__Stored records__.
↓
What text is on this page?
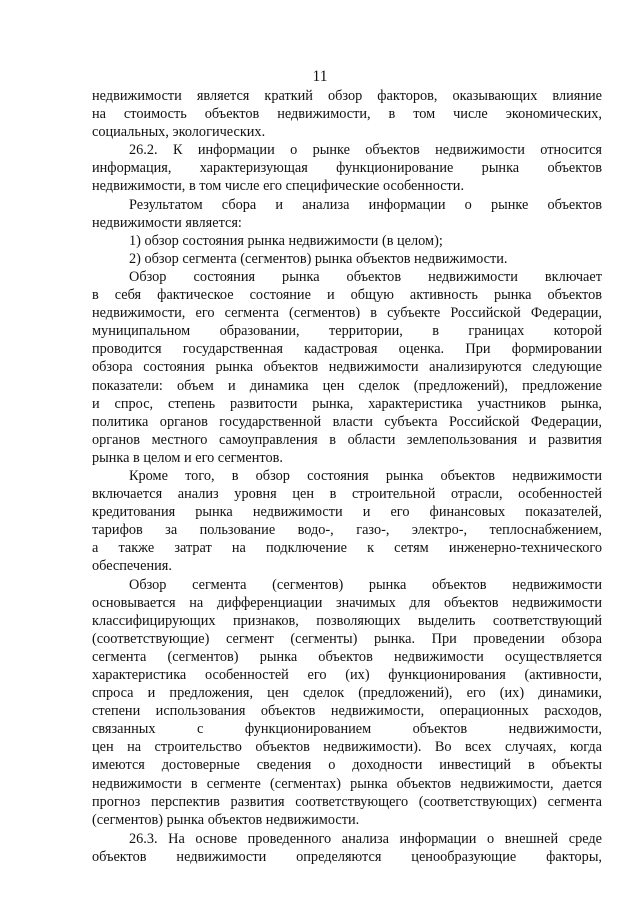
11
недвижимости является краткий обзор факторов, оказывающих влияние
на стоимость объектов недвижимости, в том числе экономических,
социальных, экологических.
26.2. К информации о рынке объектов недвижимости относится
информация, характеризующая функционирование рынка объектов
недвижимости, в том числе его специфические особенности.
Результатом сбора и анализа информации о рынке объектов
недвижимости является:
1) обзор состояния рынка недвижимости (в целом);
2) обзор сегмента (сегментов) рынка объектов недвижимости.
Обзор состояния рынка объектов недвижимости включает
в себя фактическое состояние и общую активность рынка объектов
недвижимости, его сегмента (сегментов) в субъекте Российской Федерации,
муниципальном образовании, территории, в границах которой
проводится государственная кадастровая оценка. При формировании
обзора состояния рынка объектов недвижимости анализируются следующие
показатели: объем и динамика цен сделок (предложений), предложение
и спрос, степень развитости рынка, характеристика участников рынка,
политика органов государственной власти субъекта Российской Федерации,
органов местного самоуправления в области землепользования и развития
рынка в целом и его сегментов.
Кроме того, в обзор состояния рынка объектов недвижимости
включается анализ уровня цен в строительной отрасли, особенностей
кредитования рынка недвижимости и его финансовых показателей,
тарифов за пользование водо-, газо-, электро-, теплоснабжением,
а также затрат на подключение к сетям инженерно-технического
обеспечения.
Обзор сегмента (сегментов) рынка объектов недвижимости
основывается на дифференциации значимых для объектов недвижимости
классифицирующих признаков, позволяющих выделить соответствующий
(соответствующие) сегмент (сегменты) рынка. При проведении обзора
сегмента (сегментов) рынка объектов недвижимости осуществляется
характеристика особенностей его (их) функционирования (активности,
спроса и предложения, цен сделок (предложений), его (их) динамики,
степени использования объектов недвижимости, операционных расходов,
связанных с функционированием объектов недвижимости,
цен на строительство объектов недвижимости). Во всех случаях, когда
имеются достоверные сведения о доходности инвестиций в объекты
недвижимости в сегменте (сегментах) рынка объектов недвижимости, дается
прогноз перспектив развития соответствующего (соответствующих) сегмента
(сегментов) рынка объектов недвижимости.
26.3. На основе проведенного анализа информации о внешней среде
объектов недвижимости определяются ценообразующие факторы,
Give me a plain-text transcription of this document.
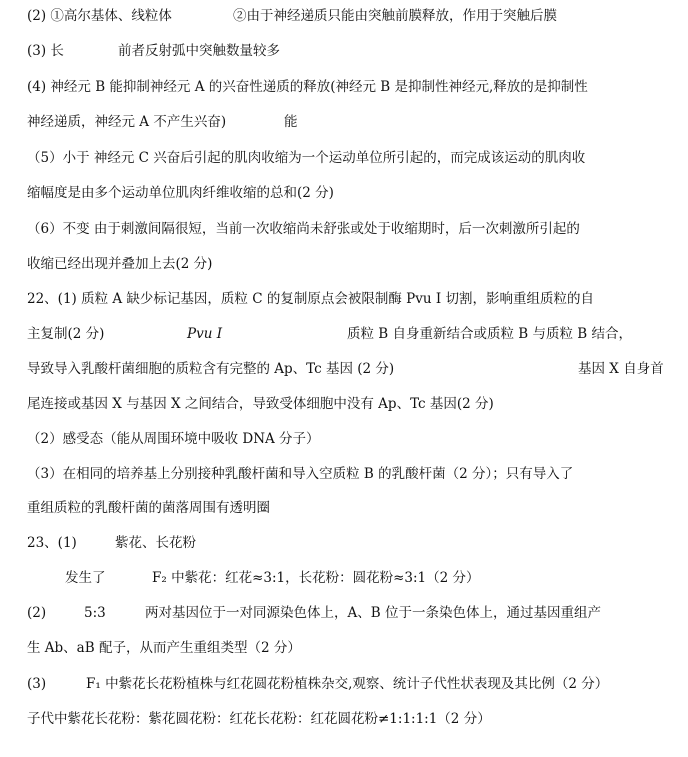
(2) ①高尔基体、线粒体	②由于神经递质只能由突触前膜释放，作用于突触后膜
(3) 长	前者反射弧中突触数量较多
(4) 神经元 B 能抑制神经元 A 的兴奋性递质的释放(神经元 B 是抑制性神经元,释放的是抑制性
神经递质，神经元 A 不产生兴奋)	能
（5）小于 神经元 C 兴奋后引起的肌肉收缩为一个运动单位所引起的，而完成该运动的肌肉收
缩幅度是由多个运动单位肌肉纤维收缩的总和(2 分)
（6）不变 由于刺激间隔很短，当前一次收缩尚未舒张或处于收缩期时，后一次刺激所引起的
收缩已经出现并叠加上去(2 分)
22、(1) 质粒 A 缺少标记基因，质粒 C 的复制原点会被限制酶 Pvu I 切割，影响重组质粒的自
主复制(2 分)	Pvu I	质粒 B 自身重新结合或质粒 B 与质粒 B 结合，
导致导入乳酸杆菌细胞的质粒含有完整的 Ap、Tc 基因 (2 分)	基因 X 自身首
尾连接或基因 X 与基因 X 之间结合，导致受体细胞中没有 Ap、Tc 基因(2 分)
（2）感受态（能从周围环境中吸收 DNA 分子）
（3）在相同的培养基上分别接种乳酸杆菌和导入空质粒 B 的乳酸杆菌（2 分）；只有导入了
重组质粒的乳酸杆菌的菌落周围有透明圈
23、(1)	紫花、长花粉
发生了	F₂ 中紫花：红花≈3:1，长花粉：圆花粉≈3:1（2 分）
(2)	5:3	两对基因位于一对同源染色体上，A、B 位于一条染色体上，通过基因重组产
生 Ab、aB 配子，从而产生重组类型（2 分）
(3)	F₁ 中紫花长花粉植株与红花圆花粉植株杂交,观察、统计子代性状表现及其比例（2 分）
子代中紫花长花粉：紫花圆花粉：红花长花粉：红花圆花粉≠1:1:1:1（2 分）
↑
__Task details__. Determine the number of lines in the data that contain "предложений" as a word or string, and state only that number.

__Solution to this task__. 2